------ Dataset excerpts ------

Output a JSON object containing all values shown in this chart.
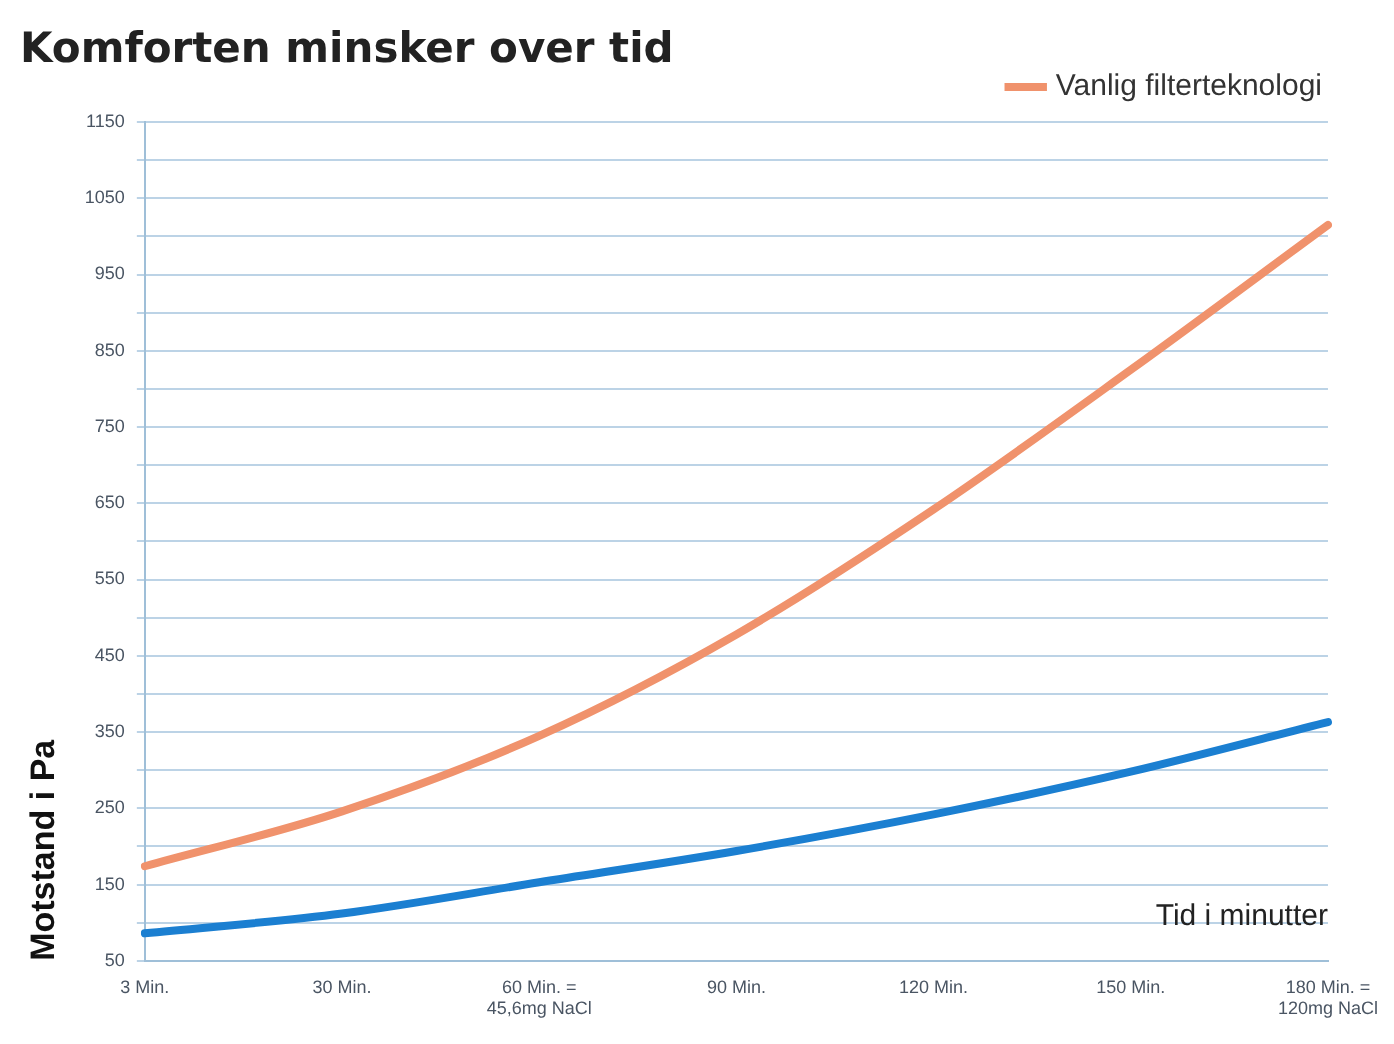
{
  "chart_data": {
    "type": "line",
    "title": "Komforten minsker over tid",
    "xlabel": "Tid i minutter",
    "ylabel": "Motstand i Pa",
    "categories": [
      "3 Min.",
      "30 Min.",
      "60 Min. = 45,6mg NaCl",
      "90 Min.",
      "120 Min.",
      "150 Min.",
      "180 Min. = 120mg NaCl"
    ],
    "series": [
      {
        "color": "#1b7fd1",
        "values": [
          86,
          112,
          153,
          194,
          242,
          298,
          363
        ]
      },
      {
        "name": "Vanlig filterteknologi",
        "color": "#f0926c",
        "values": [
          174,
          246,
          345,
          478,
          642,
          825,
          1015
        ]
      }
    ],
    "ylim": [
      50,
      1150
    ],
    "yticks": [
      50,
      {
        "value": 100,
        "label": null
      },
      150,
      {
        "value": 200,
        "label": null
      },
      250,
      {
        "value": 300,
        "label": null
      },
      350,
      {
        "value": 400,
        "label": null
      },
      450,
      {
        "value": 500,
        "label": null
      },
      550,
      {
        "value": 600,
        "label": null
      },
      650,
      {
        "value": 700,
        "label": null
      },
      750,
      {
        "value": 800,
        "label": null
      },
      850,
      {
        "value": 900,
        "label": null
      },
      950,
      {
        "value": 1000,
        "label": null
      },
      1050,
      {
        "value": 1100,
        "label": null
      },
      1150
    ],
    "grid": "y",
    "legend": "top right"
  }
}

------

• _Task directions_: Reproduce all the entries that precede this task, word for word, minus any pictures.

• _Answer below_:
Output a JSON object containing all values shown in this chart.
{
  "chart_data": {
    "type": "line",
    "title": "Komforten minsker over tid",
    "xlabel": "Tid i minutter",
    "ylabel": "Motstand i Pa",
    "categories": [
      "3 Min.",
      "30 Min.",
      "60 Min. = 45,6mg NaCl",
      "90 Min.",
      "120 Min.",
      "150 Min.",
      "180 Min. = 120mg NaCl"
    ],
    "series": [
      {
        "color": "#1b7fd1",
        "values": [
          86,
          112,
          153,
          194,
          242,
          298,
          363
        ]
      },
      {
        "name": "Vanlig filterteknologi",
        "color": "#f0926c",
        "values": [
          174,
          246,
          345,
          478,
          642,
          825,
          1015
        ]
      }
    ],
    "ylim": [
      50,
      1150
    ],
    "yticks": [
      50,
      {
        "value": 100,
        "label": null
      },
      150,
      {
        "value": 200,
        "label": null
      },
      250,
      {
        "value": 300,
        "label": null
      },
      350,
      {
        "value": 400,
        "label": null
      },
      450,
      {
        "value": 500,
        "label": null
      },
      550,
      {
        "value": 600,
        "label": null
      },
      650,
      {
        "value": 700,
        "label": null
      },
      750,
      {
        "value": 800,
        "label": null
      },
      850,
      {
        "value": 900,
        "label": null
      },
      950,
      {
        "value": 1000,
        "label": null
      },
      1050,
      {
        "value": 1100,
        "label": null
      },
      1150
    ],
    "grid": "y",
    "legend": "top right"
  }
}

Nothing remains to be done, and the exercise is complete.